_Short exercise_
Wherever "Severina" appears in a line, copy that line.

==== Material to process ====

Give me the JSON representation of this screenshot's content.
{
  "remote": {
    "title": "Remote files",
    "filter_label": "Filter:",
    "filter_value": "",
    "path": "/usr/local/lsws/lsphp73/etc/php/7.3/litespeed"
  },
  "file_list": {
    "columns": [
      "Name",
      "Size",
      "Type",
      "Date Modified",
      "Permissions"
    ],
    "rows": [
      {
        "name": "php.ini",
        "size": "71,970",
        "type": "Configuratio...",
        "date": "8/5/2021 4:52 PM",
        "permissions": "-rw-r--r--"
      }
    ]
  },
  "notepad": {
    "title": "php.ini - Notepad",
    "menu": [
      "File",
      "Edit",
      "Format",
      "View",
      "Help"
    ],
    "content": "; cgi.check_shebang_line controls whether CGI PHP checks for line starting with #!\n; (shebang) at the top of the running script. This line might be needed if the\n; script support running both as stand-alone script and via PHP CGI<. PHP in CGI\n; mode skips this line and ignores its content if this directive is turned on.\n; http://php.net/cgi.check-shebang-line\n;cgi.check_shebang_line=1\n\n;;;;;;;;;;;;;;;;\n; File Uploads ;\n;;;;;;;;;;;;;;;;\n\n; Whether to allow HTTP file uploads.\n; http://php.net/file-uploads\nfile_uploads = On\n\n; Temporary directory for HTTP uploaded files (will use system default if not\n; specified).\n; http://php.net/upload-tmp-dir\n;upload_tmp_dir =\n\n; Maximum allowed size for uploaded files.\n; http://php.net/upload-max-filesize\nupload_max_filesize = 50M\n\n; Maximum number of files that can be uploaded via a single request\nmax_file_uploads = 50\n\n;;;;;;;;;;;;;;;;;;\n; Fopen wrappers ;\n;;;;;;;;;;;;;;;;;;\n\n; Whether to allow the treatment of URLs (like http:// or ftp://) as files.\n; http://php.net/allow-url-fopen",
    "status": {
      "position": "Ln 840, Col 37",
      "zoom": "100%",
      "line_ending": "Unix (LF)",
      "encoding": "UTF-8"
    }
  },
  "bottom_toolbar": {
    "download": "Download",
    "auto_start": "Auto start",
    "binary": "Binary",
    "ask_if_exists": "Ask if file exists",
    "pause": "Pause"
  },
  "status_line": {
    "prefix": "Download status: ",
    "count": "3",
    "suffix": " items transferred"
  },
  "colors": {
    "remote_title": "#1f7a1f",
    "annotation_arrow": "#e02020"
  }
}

====
==== Material to process ====

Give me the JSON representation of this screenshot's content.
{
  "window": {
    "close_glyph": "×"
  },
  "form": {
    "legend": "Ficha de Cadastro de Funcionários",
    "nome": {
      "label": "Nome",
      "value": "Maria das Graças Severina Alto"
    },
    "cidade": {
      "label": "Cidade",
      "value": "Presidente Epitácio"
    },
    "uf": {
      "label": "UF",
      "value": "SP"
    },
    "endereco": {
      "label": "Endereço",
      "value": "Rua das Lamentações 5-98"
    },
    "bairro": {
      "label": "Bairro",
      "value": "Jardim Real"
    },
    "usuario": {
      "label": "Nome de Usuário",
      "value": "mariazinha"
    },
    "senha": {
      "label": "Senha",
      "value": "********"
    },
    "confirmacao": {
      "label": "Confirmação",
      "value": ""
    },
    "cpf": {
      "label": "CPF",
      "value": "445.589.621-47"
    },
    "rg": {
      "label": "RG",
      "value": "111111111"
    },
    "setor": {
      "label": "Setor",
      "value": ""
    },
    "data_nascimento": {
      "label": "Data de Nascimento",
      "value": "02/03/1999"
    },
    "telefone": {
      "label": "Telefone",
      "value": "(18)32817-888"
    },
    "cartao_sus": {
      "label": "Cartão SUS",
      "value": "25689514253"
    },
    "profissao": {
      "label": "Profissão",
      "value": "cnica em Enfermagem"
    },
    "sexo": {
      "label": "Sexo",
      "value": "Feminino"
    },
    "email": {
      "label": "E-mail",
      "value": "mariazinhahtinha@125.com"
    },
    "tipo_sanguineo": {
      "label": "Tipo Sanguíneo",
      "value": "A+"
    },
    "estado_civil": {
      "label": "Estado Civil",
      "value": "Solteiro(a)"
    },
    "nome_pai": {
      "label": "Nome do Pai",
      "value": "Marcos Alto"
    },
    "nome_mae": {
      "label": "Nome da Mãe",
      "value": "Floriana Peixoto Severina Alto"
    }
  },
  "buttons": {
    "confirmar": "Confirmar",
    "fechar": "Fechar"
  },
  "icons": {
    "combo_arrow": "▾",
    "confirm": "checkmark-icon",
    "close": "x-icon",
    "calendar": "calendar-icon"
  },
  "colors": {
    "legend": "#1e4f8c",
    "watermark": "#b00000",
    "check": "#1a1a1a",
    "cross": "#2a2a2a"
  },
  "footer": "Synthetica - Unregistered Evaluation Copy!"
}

====

_Written answer_
      "value": "Maria das Graças Severina Alto"
      "value": "Floriana Peixoto Severina Alto"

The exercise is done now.